Reproduce all of the data word for word.

[Chart and figure data]
== == ==
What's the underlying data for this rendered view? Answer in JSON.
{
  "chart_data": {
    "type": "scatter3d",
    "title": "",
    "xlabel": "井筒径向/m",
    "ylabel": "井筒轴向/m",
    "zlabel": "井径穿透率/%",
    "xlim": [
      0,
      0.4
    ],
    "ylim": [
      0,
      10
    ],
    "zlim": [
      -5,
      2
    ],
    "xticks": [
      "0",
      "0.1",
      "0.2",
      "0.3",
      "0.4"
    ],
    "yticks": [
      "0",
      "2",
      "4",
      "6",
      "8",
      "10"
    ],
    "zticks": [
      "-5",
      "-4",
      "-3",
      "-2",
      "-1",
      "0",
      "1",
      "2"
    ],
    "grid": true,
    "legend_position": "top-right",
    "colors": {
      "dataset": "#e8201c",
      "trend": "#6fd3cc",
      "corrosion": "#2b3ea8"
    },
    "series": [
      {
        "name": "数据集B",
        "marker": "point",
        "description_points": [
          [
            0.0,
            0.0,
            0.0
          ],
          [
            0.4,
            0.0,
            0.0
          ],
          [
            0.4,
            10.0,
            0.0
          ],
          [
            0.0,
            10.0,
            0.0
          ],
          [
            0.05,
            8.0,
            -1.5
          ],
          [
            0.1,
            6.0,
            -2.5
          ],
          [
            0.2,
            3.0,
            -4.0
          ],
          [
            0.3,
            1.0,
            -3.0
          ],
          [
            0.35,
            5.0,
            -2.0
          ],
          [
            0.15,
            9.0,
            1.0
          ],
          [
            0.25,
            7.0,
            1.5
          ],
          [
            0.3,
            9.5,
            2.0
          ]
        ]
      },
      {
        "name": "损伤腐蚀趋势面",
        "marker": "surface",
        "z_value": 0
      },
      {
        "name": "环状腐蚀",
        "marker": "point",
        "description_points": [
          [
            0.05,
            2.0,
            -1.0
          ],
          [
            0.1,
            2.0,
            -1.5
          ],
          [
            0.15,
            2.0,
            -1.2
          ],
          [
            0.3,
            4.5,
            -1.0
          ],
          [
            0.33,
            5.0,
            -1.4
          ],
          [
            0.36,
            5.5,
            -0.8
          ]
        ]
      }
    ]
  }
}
== == ==
§ **Task answer**:
What's the underlying data for this rendered view? Answer in JSON.
{
  "chart_data": {
    "type": "scatter3d",
    "title": "",
    "xlabel": "井筒径向/m",
    "ylabel": "井筒轴向/m",
    "zlabel": "井径穿透率/%",
    "xlim": [
      0,
      0.4
    ],
    "ylim": [
      0,
      10
    ],
    "zlim": [
      -5,
      2
    ],
    "xticks": [
      "0",
      "0.1",
      "0.2",
      "0.3",
      "0.4"
    ],
    "yticks": [
      "0",
      "2",
      "4",
      "6",
      "8",
      "10"
    ],
    "zticks": [
      "-5",
      "-4",
      "-3",
      "-2",
      "-1",
      "0",
      "1",
      "2"
    ],
    "grid": true,
    "legend_position": "top-right",
    "colors": {
      "dataset": "#e8201c",
      "trend": "#6fd3cc",
      "corrosion": "#2b3ea8"
    },
    "series": [
      {
        "name": "数据集B",
        "marker": "point",
        "description_points": [
          [
            0.0,
            0.0,
            0.0
          ],
          [
            0.4,
            0.0,
            0.0
          ],
          [
            0.4,
            10.0,
            0.0
          ],
          [
            0.0,
            10.0,
            0.0
          ],
          [
            0.05,
            8.0,
            -1.5
          ],
          [
            0.1,
            6.0,
            -2.5
          ],
          [
            0.2,
            3.0,
            -4.0
          ],
          [
            0.3,
            1.0,
            -3.0
          ],
          [
            0.35,
            5.0,
            -2.0
          ],
          [
            0.15,
            9.0,
            1.0
          ],
          [
            0.25,
            7.0,
            1.5
          ],
          [
            0.3,
            9.5,
            2.0
          ]
        ]
      },
      {
        "name": "损伤腐蚀趋势面",
        "marker": "surface",
        "z_value": 0
      },
      {
        "name": "环状腐蚀",
        "marker": "point",
        "description_points": [
          [
            0.05,
            2.0,
            -1.0
          ],
          [
            0.1,
            2.0,
            -1.5
          ],
          [
            0.15,
            2.0,
            -1.2
          ],
          [
            0.3,
            4.5,
            -1.0
          ],
          [
            0.33,
            5.0,
            -1.4
          ],
          [
            0.36,
            5.5,
            -0.8
          ]
        ]
      }
    ]
  }
}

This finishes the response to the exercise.